_THE EXERCISE_
Copy out all lines where "OFFSET" appears.

_DATA_

+ + + +

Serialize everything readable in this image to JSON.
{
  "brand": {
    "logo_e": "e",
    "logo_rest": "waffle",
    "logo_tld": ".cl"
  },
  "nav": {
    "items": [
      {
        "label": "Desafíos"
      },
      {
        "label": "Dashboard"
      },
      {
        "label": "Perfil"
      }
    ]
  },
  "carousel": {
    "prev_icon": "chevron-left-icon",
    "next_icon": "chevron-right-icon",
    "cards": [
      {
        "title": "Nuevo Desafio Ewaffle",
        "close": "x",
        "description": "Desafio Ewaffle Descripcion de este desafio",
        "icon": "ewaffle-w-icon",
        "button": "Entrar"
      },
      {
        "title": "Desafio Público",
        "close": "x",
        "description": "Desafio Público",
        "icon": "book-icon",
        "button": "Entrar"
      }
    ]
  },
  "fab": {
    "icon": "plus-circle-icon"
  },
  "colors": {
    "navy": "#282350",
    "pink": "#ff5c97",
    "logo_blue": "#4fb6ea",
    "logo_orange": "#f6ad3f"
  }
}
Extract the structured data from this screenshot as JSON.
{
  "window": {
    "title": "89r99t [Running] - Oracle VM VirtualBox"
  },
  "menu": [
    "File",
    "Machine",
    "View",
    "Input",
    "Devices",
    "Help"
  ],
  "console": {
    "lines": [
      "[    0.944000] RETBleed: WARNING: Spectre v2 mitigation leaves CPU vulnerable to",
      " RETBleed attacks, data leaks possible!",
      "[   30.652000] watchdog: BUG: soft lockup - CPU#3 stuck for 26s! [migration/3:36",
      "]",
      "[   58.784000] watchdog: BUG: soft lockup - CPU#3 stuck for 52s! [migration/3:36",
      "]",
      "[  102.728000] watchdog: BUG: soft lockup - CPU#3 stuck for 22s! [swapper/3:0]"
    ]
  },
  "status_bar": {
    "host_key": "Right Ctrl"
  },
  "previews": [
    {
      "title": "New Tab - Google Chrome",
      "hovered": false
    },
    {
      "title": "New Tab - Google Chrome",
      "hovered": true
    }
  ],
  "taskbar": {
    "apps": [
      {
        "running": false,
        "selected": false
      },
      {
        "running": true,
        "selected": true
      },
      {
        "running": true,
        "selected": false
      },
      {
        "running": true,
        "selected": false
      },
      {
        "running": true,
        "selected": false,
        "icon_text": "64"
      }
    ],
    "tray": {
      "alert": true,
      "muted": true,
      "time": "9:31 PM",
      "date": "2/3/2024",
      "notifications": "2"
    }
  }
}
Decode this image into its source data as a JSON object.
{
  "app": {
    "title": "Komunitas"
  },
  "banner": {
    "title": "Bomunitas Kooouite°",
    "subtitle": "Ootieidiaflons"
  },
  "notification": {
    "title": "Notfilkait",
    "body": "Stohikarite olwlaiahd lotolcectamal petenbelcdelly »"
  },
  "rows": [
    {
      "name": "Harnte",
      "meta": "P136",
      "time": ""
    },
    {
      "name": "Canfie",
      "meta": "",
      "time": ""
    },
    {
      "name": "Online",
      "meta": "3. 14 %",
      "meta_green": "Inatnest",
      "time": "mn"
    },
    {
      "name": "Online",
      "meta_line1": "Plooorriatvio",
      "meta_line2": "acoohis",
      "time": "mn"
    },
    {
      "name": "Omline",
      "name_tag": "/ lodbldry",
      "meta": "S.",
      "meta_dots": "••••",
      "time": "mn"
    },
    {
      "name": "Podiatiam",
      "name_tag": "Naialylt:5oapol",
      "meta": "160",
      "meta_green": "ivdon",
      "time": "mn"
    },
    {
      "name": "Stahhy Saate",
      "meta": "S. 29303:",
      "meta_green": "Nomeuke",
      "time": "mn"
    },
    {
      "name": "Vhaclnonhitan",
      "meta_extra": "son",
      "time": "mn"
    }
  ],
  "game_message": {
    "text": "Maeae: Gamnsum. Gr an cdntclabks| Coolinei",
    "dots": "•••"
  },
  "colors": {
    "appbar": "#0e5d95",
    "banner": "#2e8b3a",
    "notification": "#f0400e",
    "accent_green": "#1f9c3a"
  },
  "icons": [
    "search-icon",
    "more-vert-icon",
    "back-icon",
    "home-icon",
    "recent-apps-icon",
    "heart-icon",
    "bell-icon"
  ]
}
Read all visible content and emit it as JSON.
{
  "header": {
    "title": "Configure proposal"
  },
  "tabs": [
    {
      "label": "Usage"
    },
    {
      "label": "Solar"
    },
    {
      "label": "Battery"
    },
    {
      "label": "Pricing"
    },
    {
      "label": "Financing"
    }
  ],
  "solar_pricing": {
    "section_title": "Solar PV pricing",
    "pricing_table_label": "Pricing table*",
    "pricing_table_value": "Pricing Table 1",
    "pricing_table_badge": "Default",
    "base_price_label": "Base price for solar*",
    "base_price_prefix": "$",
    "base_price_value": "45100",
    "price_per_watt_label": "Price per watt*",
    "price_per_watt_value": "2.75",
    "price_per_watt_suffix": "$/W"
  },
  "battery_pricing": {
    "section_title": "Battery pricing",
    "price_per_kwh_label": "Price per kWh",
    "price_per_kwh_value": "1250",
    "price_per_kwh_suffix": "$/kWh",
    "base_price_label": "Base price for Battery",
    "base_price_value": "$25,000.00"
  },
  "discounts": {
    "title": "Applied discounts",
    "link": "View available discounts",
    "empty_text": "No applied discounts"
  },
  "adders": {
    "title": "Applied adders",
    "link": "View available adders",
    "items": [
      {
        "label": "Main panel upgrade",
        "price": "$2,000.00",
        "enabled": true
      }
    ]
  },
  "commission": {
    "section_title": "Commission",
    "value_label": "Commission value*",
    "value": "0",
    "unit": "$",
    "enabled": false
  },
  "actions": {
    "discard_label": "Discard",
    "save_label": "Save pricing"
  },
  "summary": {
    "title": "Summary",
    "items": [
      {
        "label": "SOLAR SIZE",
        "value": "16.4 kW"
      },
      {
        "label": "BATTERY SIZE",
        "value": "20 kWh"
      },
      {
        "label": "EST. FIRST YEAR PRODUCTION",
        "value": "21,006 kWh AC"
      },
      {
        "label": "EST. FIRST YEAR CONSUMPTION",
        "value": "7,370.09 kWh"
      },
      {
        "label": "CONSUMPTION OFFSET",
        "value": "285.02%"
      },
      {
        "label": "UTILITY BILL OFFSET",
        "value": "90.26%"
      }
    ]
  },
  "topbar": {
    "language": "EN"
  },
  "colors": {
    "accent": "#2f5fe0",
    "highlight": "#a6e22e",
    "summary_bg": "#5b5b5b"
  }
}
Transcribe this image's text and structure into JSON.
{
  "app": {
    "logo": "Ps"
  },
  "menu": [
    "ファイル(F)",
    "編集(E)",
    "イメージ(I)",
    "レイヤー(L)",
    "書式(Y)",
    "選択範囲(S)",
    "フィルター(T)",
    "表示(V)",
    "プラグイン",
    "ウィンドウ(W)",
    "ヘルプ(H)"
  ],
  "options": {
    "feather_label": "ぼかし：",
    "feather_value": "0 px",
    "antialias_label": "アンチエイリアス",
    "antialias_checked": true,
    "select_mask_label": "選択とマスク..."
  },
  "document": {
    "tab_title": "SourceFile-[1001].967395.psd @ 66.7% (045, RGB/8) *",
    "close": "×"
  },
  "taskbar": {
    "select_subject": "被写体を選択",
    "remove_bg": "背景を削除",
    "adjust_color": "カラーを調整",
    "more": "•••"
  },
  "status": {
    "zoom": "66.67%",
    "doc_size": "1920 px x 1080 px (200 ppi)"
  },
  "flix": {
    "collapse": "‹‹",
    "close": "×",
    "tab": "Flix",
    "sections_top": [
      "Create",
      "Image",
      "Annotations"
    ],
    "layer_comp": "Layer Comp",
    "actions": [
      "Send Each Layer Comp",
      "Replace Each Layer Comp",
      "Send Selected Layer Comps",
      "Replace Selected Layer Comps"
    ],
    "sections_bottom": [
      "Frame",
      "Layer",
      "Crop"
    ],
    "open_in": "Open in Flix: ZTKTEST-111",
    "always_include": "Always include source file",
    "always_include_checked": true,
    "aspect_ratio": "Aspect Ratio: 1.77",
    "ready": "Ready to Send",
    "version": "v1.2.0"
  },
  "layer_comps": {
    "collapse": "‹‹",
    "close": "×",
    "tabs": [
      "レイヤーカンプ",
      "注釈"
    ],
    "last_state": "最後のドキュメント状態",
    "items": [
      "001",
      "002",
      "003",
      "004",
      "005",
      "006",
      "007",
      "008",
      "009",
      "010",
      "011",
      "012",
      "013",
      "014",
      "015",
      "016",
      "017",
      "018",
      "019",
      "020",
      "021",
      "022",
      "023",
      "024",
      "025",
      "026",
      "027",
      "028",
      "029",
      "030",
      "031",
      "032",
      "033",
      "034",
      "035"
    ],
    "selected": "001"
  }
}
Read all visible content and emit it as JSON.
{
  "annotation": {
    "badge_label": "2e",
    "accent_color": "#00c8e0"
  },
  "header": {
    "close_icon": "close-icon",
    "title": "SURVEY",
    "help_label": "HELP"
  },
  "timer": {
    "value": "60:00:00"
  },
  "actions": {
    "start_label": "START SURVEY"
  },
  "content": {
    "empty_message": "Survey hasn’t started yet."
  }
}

+ + + +

_FINAL RESULT_
        "label": "CONSUMPTION OFFSET",
        "label": "UTILITY BILL OFFSET",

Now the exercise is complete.